# EXERCISE OBJECTIVE
Reproduce all the entries precisely.

[Dataset entries]

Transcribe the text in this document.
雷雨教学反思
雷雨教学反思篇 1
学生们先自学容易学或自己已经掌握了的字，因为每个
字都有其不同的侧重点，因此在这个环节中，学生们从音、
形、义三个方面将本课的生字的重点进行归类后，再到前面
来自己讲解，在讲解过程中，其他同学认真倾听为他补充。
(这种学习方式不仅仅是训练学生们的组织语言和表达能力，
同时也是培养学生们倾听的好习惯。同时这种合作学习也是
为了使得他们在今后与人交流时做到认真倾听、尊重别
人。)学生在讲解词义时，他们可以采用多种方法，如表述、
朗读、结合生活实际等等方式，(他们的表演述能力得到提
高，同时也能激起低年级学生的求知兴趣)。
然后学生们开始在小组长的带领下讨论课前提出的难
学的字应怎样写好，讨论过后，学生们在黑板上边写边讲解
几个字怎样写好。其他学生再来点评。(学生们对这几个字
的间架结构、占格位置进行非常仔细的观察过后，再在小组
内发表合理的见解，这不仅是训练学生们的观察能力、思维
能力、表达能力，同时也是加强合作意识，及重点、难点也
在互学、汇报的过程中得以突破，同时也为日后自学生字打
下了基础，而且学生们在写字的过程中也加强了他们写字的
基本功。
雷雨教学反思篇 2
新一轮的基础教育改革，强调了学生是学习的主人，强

# COMPLETED TASK
Transcribe the text in this document.
雷雨教学反思
雷雨教学反思篇 1
学生们先自学容易学或自己已经掌握了的字，因为每个
字都有其不同的侧重点，因此在这个环节中，学生们从音、
形、义三个方面将本课的生字的重点进行归类后，再到前面
来自己讲解，在讲解过程中，其他同学认真倾听为他补充。
(这种学习方式不仅仅是训练学生们的组织语言和表达能力，
同时也是培养学生们倾听的好习惯。同时这种合作学习也是
为了使得他们在今后与人交流时做到认真倾听、尊重别
人。)学生在讲解词义时，他们可以采用多种方法，如表述、
朗读、结合生活实际等等方式，(他们的表演述能力得到提
高，同时也能激起低年级学生的求知兴趣)。
然后学生们开始在小组长的带领下讨论课前提出的难
学的字应怎样写好，讨论过后，学生们在黑板上边写边讲解
几个字怎样写好。其他学生再来点评。(学生们对这几个字
的间架结构、占格位置进行非常仔细的观察过后，再在小组
内发表合理的见解，这不仅是训练学生们的观察能力、思维
能力、表达能力，同时也是加强合作意识，及重点、难点也
在互学、汇报的过程中得以突破，同时也为日后自学生字打
下了基础，而且学生们在写字的过程中也加强了他们写字的
基本功。
雷雨教学反思篇 2
新一轮的基础教育改革，强调了学生是学习的主人，强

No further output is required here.